▸ Your objective:
Sort through the data and copy the lines holding the word "name".

..........

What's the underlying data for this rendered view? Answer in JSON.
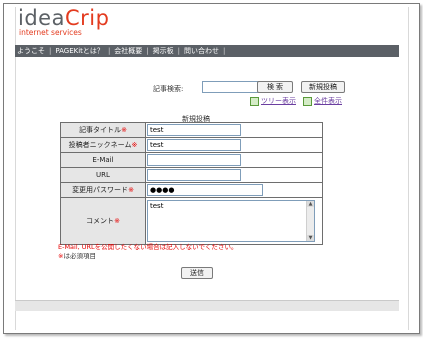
{
  "logo": {
    "part1": "idea",
    "part2": "Crip",
    "tagline": "internet services"
  },
  "nav": [
    "ようこそ",
    "PAGEKitとは？",
    "会社概要",
    "掲示板",
    "問い合わせ"
  ],
  "nav_sep": "|",
  "search": {
    "label": "記事検索:",
    "value": "",
    "search_button": "検 索",
    "new_post_button": "新規投稿"
  },
  "links": {
    "tree": "ツリー表示",
    "all": "全件表示"
  },
  "form": {
    "caption": "新規投稿",
    "title_label": "記事タイトル",
    "title_value": "test",
    "nick_label": "投稿者ニックネーム",
    "nick_value": "test",
    "email_label": "E-Mail",
    "email_value": "",
    "url_label": "URL",
    "url_value": "",
    "password_label": "変更用パスワード",
    "password_value": "●●●●",
    "comment_label": "コメント",
    "comment_value": "test",
    "required_mark": "※"
  },
  "notes": {
    "line1": "E-Mail, URLを公開したくない場合は記入しないでください。",
    "line2_mark": "※",
    "line2_text": "は必須項目"
  },
  "submit_label": "送信",
  "colors": {
    "brand_red": "#e33b1f",
    "nav_bg": "#5b6066",
    "required_red": "#e60000",
    "link_purple": "#6b3ea0"
  }
}
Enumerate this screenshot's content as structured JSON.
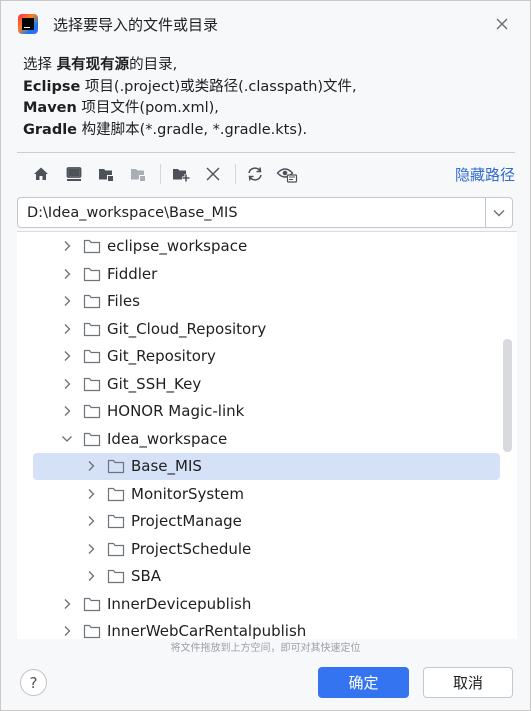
{
  "dialog": {
    "title": "选择要导入的文件或目录",
    "close_icon": "close-icon",
    "app_icon": "intellij-idea-logo"
  },
  "description": {
    "line1_prefix": "选择 ",
    "line1_bold": "具有现有源",
    "line1_suffix": "的目录,",
    "line2_bold": "Eclipse",
    "line2_rest": " 项目(.project)或类路径(.classpath)文件,",
    "line3_bold": "Maven",
    "line3_rest": " 项目文件(pom.xml),",
    "line4_bold": "Gradle",
    "line4_rest": " 构建脚本(*.gradle, *.gradle.kts)."
  },
  "toolbar": {
    "buttons": [
      {
        "name": "home-icon"
      },
      {
        "name": "desktop-icon"
      },
      {
        "name": "project-folder-icon"
      },
      {
        "name": "module-folder-icon"
      },
      {
        "name": "new-folder-icon"
      },
      {
        "name": "delete-icon"
      },
      {
        "name": "refresh-icon"
      },
      {
        "name": "show-hidden-files-icon"
      }
    ],
    "hide_path_label": "隐藏路径"
  },
  "path": {
    "value": "D:\\Idea_workspace\\Base_MIS",
    "dropdown_icon": "chevron-down-icon"
  },
  "tree": {
    "rows": [
      {
        "label": "eclipse_workspace",
        "level": 0,
        "expanded": false,
        "selected": false
      },
      {
        "label": "Fiddler",
        "level": 0,
        "expanded": false,
        "selected": false
      },
      {
        "label": "Files",
        "level": 0,
        "expanded": false,
        "selected": false
      },
      {
        "label": "Git_Cloud_Repository",
        "level": 0,
        "expanded": false,
        "selected": false
      },
      {
        "label": "Git_Repository",
        "level": 0,
        "expanded": false,
        "selected": false
      },
      {
        "label": "Git_SSH_Key",
        "level": 0,
        "expanded": false,
        "selected": false
      },
      {
        "label": "HONOR Magic-link",
        "level": 0,
        "expanded": false,
        "selected": false
      },
      {
        "label": "Idea_workspace",
        "level": 0,
        "expanded": true,
        "selected": false
      },
      {
        "label": "Base_MIS",
        "level": 1,
        "expanded": false,
        "selected": true
      },
      {
        "label": "MonitorSystem",
        "level": 1,
        "expanded": false,
        "selected": false
      },
      {
        "label": "ProjectManage",
        "level": 1,
        "expanded": false,
        "selected": false
      },
      {
        "label": "ProjectSchedule",
        "level": 1,
        "expanded": false,
        "selected": false
      },
      {
        "label": "SBA",
        "level": 1,
        "expanded": false,
        "selected": false
      },
      {
        "label": "InnerDevicepublish",
        "level": 0,
        "expanded": false,
        "selected": false
      },
      {
        "label": "InnerWebCarRentalpublish",
        "level": 0,
        "expanded": false,
        "selected": false
      }
    ]
  },
  "hint": "将文件拖放到上方空间，即可对其快速定位",
  "buttons": {
    "help_label": "?",
    "ok_label": "确定",
    "cancel_label": "取消"
  },
  "colors": {
    "accent": "#3574f0",
    "link": "#2f6bd1",
    "selection": "#d5e1f7"
  }
}
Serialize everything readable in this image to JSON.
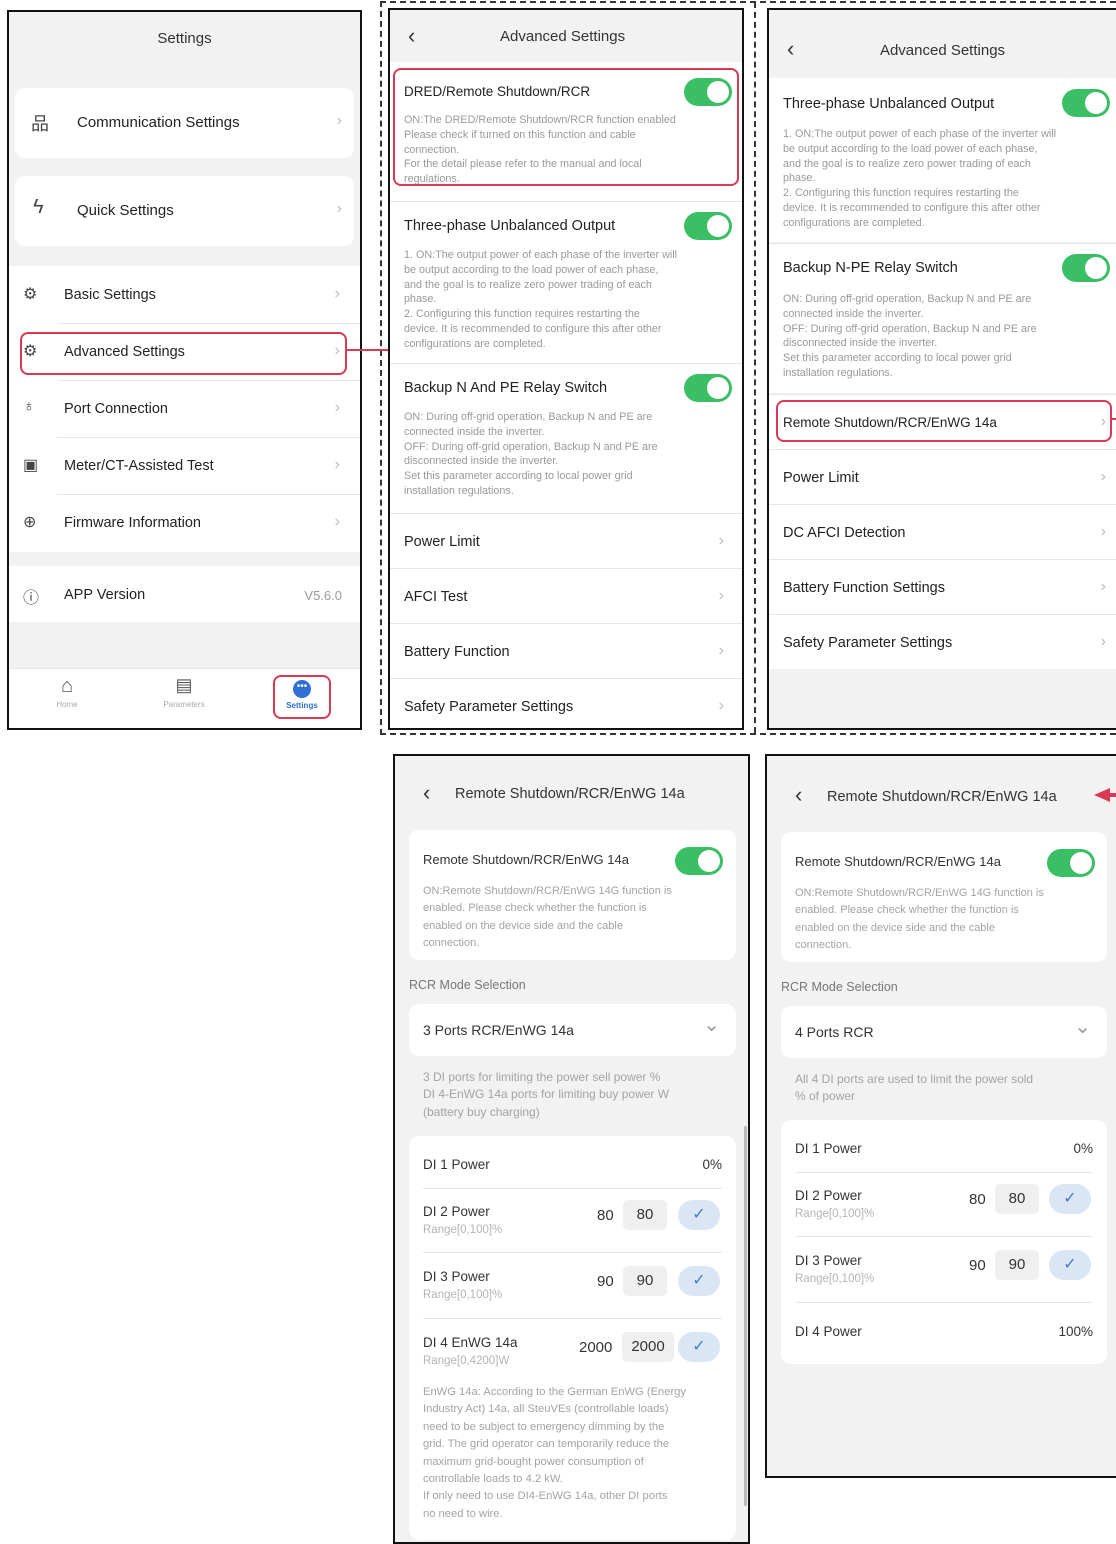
{
  "p1": {
    "title": "Settings",
    "items": [
      "Communication Settings",
      "Quick Settings",
      "Basic Settings",
      "Advanced Settings",
      "Port Connection",
      "Meter/CT-Assisted Test",
      "Firmware Information",
      "APP Version"
    ],
    "app_version": "V5.6.0",
    "nav": [
      "Home",
      "Parameters",
      "Settings"
    ]
  },
  "p2": {
    "title": "Advanced Settings",
    "dred_title": "DRED/Remote Shutdown/RCR",
    "dred_desc": [
      "ON:The DRED/Remote Shutdown/RCR function enabled",
      "Please check if turned on this function and cable",
      "connection.",
      "For the detail please refer to the manual and local",
      "regulations."
    ],
    "tpu_title": "Three-phase Unbalanced Output",
    "tpu_desc": [
      "1. ON:The output power of each phase of the inverter will",
      "be output according to the load power of each phase,",
      "and the goal is to realize zero power trading of each",
      "phase.",
      "2. Configuring this function requires restarting the",
      "device. It is recommended to configure this after other",
      "configurations are completed."
    ],
    "bk_title": "Backup N And PE Relay Switch",
    "bk_desc": [
      "ON: During off-grid operation, Backup N and PE are",
      "connected inside the inverter.",
      "OFF: During off-grid operation, Backup N and PE are",
      "disconnected inside the inverter.",
      "Set this parameter according to local power grid",
      "installation regulations."
    ],
    "rows": [
      "Power Limit",
      "AFCI Test",
      "Battery Function",
      "Safety Parameter Settings"
    ]
  },
  "p3": {
    "title": "Advanced Settings",
    "tpu_title": "Three-phase Unbalanced Output",
    "tpu_desc": [
      "1. ON:The output power of each phase of the inverter will",
      "be output according to the load power of each phase,",
      "and the goal is to realize zero power trading of each",
      "phase.",
      "2. Configuring this function requires restarting the",
      "device. It is recommended to configure this after other",
      "configurations are completed."
    ],
    "bk_title": "Backup N-PE Relay Switch",
    "bk_desc": [
      "ON: During off-grid operation, Backup N and PE are",
      "connected inside the inverter.",
      "OFF: During off-grid operation, Backup N and PE are",
      "disconnected inside the inverter.",
      "Set this parameter according to local power grid",
      "installation regulations."
    ],
    "rows": [
      "Remote Shutdown/RCR/EnWG 14a",
      "Power Limit",
      "DC AFCI Detection",
      "Battery Function Settings",
      "Safety Parameter Settings"
    ]
  },
  "p4": {
    "title": "Remote Shutdown/RCR/EnWG 14a",
    "sw_title": "Remote Shutdown/RCR/EnWG 14a",
    "sw_desc": [
      "ON:Remote Shutdown/RCR/EnWG 14G function is",
      "enabled. Please check whether the function is",
      "enabled on the device side and the cable",
      "connection."
    ],
    "mode_label": "RCR Mode Selection",
    "mode_value": "3 Ports RCR/EnWG 14a",
    "mode_desc": [
      "3 DI ports for limiting the power sell power %",
      "DI 4-EnWG 14a ports for limiting buy power W",
      "(battery buy charging)"
    ],
    "di1_label": "DI 1 Power",
    "di1_value": "0%",
    "di2_label": "DI 2 Power",
    "di2_range": "Range[0,100]%",
    "di2_value": "80",
    "di2_input": "80",
    "di3_label": "DI 3 Power",
    "di3_range": "Range[0,100]%",
    "di3_value": "90",
    "di3_input": "90",
    "di4_label": "DI 4 EnWG 14a",
    "di4_range": "Range[0,4200]W",
    "di4_value": "2000",
    "di4_input": "2000",
    "note": [
      "EnWG 14a: According to the German EnWG (Energy",
      "Industry Act) 14a, all SteuVEs (controllable loads)",
      "need to be subject to emergency dimming by the",
      "grid. The grid operator can temporarily reduce the",
      "maximum grid-bought power consumption of",
      "controllable loads to 4.2 kW.",
      "If only need to use DI4-EnWG 14a, other DI ports",
      "no need to wire."
    ]
  },
  "p5": {
    "title": "Remote Shutdown/RCR/EnWG 14a",
    "sw_title": "Remote Shutdown/RCR/EnWG 14a",
    "sw_desc": [
      "ON:Remote Shutdown/RCR/EnWG 14G function is",
      "enabled. Please check whether the function is",
      "enabled on the device side and the cable",
      "connection."
    ],
    "mode_label": "RCR Mode Selection",
    "mode_value": "4 Ports RCR",
    "mode_desc": [
      "All 4 DI ports are used to limit the power sold",
      "% of power"
    ],
    "di1_label": "DI 1 Power",
    "di1_value": "0%",
    "di2_label": "DI 2 Power",
    "di2_range": "Range[0,100]%",
    "di2_value": "80",
    "di2_input": "80",
    "di3_label": "DI 3 Power",
    "di3_range": "Range[0,100]%",
    "di3_value": "90",
    "di3_input": "90",
    "di4_label": "DI 4 Power",
    "di4_value": "100%"
  },
  "icons": {
    "chevron": "›",
    "back": "‹",
    "check": "✓",
    "dropdown": "⌄"
  },
  "colors": {
    "toggle_on": "#3bbf65",
    "highlight": "#d83a55",
    "accent": "#2f6fd6"
  }
}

..........

▸ Answer to this exercise:
        "name": "home-icon"
        "name": "desktop-icon"
        "name": "project-folder-icon"
        "name": "module-folder-icon"
        "name": "new-folder-icon"
        "name": "delete-icon"
        "name": "refresh-icon"
        "name": "show-hidden-files-icon"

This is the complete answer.